[Start Stored data]

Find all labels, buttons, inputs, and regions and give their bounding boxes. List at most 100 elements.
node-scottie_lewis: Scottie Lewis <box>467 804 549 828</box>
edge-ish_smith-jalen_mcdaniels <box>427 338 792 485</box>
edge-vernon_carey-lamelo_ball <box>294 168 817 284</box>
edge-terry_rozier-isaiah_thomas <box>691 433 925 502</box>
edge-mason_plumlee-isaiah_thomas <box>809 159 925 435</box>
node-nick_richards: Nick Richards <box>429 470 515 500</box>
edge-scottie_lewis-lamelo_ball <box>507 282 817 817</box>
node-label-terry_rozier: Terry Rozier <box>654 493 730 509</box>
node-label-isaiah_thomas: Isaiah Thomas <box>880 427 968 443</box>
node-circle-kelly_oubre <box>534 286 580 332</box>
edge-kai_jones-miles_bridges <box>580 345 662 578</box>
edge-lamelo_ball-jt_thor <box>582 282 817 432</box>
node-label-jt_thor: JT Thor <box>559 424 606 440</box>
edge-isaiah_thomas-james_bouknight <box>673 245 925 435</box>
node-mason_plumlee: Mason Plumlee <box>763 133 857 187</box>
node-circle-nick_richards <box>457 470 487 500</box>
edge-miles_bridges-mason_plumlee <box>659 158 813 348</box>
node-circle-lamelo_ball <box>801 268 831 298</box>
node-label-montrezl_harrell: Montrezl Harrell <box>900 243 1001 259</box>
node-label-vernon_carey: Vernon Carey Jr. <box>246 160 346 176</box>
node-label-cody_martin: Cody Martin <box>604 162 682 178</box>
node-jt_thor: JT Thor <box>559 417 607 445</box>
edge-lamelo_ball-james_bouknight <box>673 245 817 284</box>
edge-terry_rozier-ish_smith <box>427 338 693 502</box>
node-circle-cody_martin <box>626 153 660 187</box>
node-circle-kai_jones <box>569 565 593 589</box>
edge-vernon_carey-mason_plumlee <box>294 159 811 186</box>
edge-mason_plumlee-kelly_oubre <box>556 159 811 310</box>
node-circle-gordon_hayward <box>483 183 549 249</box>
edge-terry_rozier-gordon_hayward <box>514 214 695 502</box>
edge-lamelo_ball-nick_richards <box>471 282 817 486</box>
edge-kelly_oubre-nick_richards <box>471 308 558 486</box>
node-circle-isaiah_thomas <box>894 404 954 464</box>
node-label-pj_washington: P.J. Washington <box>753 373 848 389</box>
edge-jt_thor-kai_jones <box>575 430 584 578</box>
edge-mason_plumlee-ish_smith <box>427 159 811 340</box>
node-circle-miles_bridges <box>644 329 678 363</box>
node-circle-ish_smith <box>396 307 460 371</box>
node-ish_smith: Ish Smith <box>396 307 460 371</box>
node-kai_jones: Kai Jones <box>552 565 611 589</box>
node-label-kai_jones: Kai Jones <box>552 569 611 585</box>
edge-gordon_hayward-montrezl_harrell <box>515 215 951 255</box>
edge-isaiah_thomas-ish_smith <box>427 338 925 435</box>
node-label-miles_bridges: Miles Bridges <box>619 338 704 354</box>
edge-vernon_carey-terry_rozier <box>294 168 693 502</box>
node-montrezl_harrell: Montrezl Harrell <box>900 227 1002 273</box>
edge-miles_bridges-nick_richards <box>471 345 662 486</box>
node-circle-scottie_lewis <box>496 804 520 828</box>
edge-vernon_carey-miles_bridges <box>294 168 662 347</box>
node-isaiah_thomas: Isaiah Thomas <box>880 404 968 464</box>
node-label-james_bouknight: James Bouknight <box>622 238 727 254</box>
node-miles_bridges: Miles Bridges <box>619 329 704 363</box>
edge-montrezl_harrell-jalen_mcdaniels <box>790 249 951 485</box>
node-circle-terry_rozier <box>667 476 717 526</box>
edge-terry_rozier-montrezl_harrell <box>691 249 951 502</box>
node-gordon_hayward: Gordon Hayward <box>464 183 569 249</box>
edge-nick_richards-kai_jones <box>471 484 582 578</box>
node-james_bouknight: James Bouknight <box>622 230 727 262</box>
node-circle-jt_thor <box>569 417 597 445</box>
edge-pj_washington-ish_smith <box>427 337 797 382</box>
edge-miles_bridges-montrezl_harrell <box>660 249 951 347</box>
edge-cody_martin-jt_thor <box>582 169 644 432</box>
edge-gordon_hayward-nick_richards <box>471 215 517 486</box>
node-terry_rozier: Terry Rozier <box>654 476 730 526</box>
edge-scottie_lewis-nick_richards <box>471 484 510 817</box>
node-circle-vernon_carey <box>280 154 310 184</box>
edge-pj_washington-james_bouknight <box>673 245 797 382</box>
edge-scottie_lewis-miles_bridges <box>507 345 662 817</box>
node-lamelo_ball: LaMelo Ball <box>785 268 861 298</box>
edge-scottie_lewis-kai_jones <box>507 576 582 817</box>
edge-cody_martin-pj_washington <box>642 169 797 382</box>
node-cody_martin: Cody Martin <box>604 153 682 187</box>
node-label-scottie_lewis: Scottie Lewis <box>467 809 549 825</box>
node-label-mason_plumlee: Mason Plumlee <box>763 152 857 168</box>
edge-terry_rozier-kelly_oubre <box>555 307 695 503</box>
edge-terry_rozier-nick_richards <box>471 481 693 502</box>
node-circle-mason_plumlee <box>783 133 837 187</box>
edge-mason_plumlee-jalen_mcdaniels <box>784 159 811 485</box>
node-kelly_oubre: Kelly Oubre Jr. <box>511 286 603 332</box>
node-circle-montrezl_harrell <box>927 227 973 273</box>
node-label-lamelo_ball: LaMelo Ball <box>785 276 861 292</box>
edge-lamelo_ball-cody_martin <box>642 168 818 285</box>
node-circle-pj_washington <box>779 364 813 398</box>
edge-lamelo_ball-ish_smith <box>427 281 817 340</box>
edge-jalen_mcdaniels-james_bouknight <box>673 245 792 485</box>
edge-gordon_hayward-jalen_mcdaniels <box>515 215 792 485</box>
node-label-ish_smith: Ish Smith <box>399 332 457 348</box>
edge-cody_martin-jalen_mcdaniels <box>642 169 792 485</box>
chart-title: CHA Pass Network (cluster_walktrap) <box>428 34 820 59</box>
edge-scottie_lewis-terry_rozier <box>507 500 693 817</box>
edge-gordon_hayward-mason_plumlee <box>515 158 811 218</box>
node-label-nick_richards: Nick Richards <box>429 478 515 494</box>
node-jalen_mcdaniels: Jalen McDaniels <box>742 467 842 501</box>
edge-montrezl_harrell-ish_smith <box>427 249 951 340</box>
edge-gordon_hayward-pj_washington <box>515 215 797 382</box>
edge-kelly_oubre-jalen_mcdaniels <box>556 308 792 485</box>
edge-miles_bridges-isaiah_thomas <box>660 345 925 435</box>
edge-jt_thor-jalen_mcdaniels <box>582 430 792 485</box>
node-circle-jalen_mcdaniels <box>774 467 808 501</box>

[End Stored data]

Quote every line of the records above word for word, in the same order.

Find all labels, buttons, inputs, and regions and give their bounding boxes. List at most 100 elements.
node-scottie_lewis: Scottie Lewis <box>467 804 549 828</box>
edge-ish_smith-jalen_mcdaniels <box>427 338 792 485</box>
edge-vernon_carey-lamelo_ball <box>294 168 817 284</box>
edge-terry_rozier-isaiah_thomas <box>691 433 925 502</box>
edge-mason_plumlee-isaiah_thomas <box>809 159 925 435</box>
node-nick_richards: Nick Richards <box>429 470 515 500</box>
edge-scottie_lewis-lamelo_ball <box>507 282 817 817</box>
node-label-terry_rozier: Terry Rozier <box>654 493 730 509</box>
node-label-isaiah_thomas: Isaiah Thomas <box>880 427 968 443</box>
node-circle-kelly_oubre <box>534 286 580 332</box>
edge-kai_jones-miles_bridges <box>580 345 662 578</box>
edge-lamelo_ball-jt_thor <box>582 282 817 432</box>
node-label-jt_thor: JT Thor <box>559 424 606 440</box>
edge-isaiah_thomas-james_bouknight <box>673 245 925 435</box>
node-mason_plumlee: Mason Plumlee <box>763 133 857 187</box>
node-circle-nick_richards <box>457 470 487 500</box>
edge-miles_bridges-mason_plumlee <box>659 158 813 348</box>
node-circle-lamelo_ball <box>801 268 831 298</box>
node-label-montrezl_harrell: Montrezl Harrell <box>900 243 1001 259</box>
node-label-vernon_carey: Vernon Carey Jr. <box>246 160 346 176</box>
node-label-cody_martin: Cody Martin <box>604 162 682 178</box>
node-jt_thor: JT Thor <box>559 417 607 445</box>
edge-lamelo_ball-james_bouknight <box>673 245 817 284</box>
edge-terry_rozier-ish_smith <box>427 338 693 502</box>
node-circle-cody_martin <box>626 153 660 187</box>
node-circle-kai_jones <box>569 565 593 589</box>
edge-vernon_carey-mason_plumlee <box>294 159 811 186</box>
edge-mason_plumlee-kelly_oubre <box>556 159 811 310</box>
node-circle-gordon_hayward <box>483 183 549 249</box>
edge-terry_rozier-gordon_hayward <box>514 214 695 502</box>
edge-lamelo_ball-nick_richards <box>471 282 817 486</box>
edge-kelly_oubre-nick_richards <box>471 308 558 486</box>
node-circle-isaiah_thomas <box>894 404 954 464</box>
node-label-pj_washington: P.J. Washington <box>753 373 848 389</box>
edge-jt_thor-kai_jones <box>575 430 584 578</box>
edge-mason_plumlee-ish_smith <box>427 159 811 340</box>
node-circle-miles_bridges <box>644 329 678 363</box>
node-circle-ish_smith <box>396 307 460 371</box>
node-ish_smith: Ish Smith <box>396 307 460 371</box>
node-kai_jones: Kai Jones <box>552 565 611 589</box>
node-label-kai_jones: Kai Jones <box>552 569 611 585</box>
edge-gordon_hayward-montrezl_harrell <box>515 215 951 255</box>
edge-isaiah_thomas-ish_smith <box>427 338 925 435</box>
node-label-miles_bridges: Miles Bridges <box>619 338 704 354</box>
edge-vernon_carey-terry_rozier <box>294 168 693 502</box>
node-montrezl_harrell: Montrezl Harrell <box>900 227 1002 273</box>
edge-miles_bridges-nick_richards <box>471 345 662 486</box>
node-circle-scottie_lewis <box>496 804 520 828</box>
edge-vernon_carey-miles_bridges <box>294 168 662 347</box>
node-isaiah_thomas: Isaiah Thomas <box>880 404 968 464</box>
node-label-james_bouknight: James Bouknight <box>622 238 727 254</box>
node-miles_bridges: Miles Bridges <box>619 329 704 363</box>
edge-montrezl_harrell-jalen_mcdaniels <box>790 249 951 485</box>
node-circle-terry_rozier <box>667 476 717 526</box>
edge-terry_rozier-montrezl_harrell <box>691 249 951 502</box>
node-gordon_hayward: Gordon Hayward <box>464 183 569 249</box>
edge-nick_richards-kai_jones <box>471 484 582 578</box>
node-james_bouknight: James Bouknight <box>622 230 727 262</box>
node-circle-jt_thor <box>569 417 597 445</box>
edge-pj_washington-ish_smith <box>427 337 797 382</box>
edge-miles_bridges-montrezl_harrell <box>660 249 951 347</box>
edge-cody_martin-jt_thor <box>582 169 644 432</box>
edge-gordon_hayward-nick_richards <box>471 215 517 486</box>
node-terry_rozier: Terry Rozier <box>654 476 730 526</box>
edge-scottie_lewis-nick_richards <box>471 484 510 817</box>
node-circle-vernon_carey <box>280 154 310 184</box>
edge-pj_washington-james_bouknight <box>673 245 797 382</box>
edge-scottie_lewis-miles_bridges <box>507 345 662 817</box>
node-lamelo_ball: LaMelo Ball <box>785 268 861 298</box>
edge-scottie_lewis-kai_jones <box>507 576 582 817</box>
edge-cody_martin-pj_washington <box>642 169 797 382</box>
node-cody_martin: Cody Martin <box>604 153 682 187</box>
node-label-scottie_lewis: Scottie Lewis <box>467 809 549 825</box>
node-label-mason_plumlee: Mason Plumlee <box>763 152 857 168</box>
edge-terry_rozier-kelly_oubre <box>555 307 695 503</box>
edge-terry_rozier-nick_richards <box>471 481 693 502</box>
node-circle-mason_plumlee <box>783 133 837 187</box>
edge-mason_plumlee-jalen_mcdaniels <box>784 159 811 485</box>
node-kelly_oubre: Kelly Oubre Jr. <box>511 286 603 332</box>
node-circle-montrezl_harrell <box>927 227 973 273</box>
node-label-lamelo_ball: LaMelo Ball <box>785 276 861 292</box>
edge-lamelo_ball-cody_martin <box>642 168 818 285</box>
node-circle-pj_washington <box>779 364 813 398</box>
edge-lamelo_ball-ish_smith <box>427 281 817 340</box>
edge-jalen_mcdaniels-james_bouknight <box>673 245 792 485</box>
edge-gordon_hayward-jalen_mcdaniels <box>515 215 792 485</box>
node-label-ish_smith: Ish Smith <box>399 332 457 348</box>
edge-cody_martin-jalen_mcdaniels <box>642 169 792 485</box>
chart-title: CHA Pass Network (cluster_walktrap) <box>428 34 820 59</box>
edge-scottie_lewis-terry_rozier <box>507 500 693 817</box>
edge-gordon_hayward-mason_plumlee <box>515 158 811 218</box>
node-label-nick_richards: Nick Richards <box>429 478 515 494</box>
node-jalen_mcdaniels: Jalen McDaniels <box>742 467 842 501</box>
edge-montrezl_harrell-ish_smith <box>427 249 951 340</box>
edge-gordon_hayward-pj_washington <box>515 215 797 382</box>
edge-kelly_oubre-jalen_mcdaniels <box>556 308 792 485</box>
edge-miles_bridges-isaiah_thomas <box>660 345 925 435</box>
edge-jt_thor-jalen_mcdaniels <box>582 430 792 485</box>
node-circle-jalen_mcdaniels <box>774 467 808 501</box>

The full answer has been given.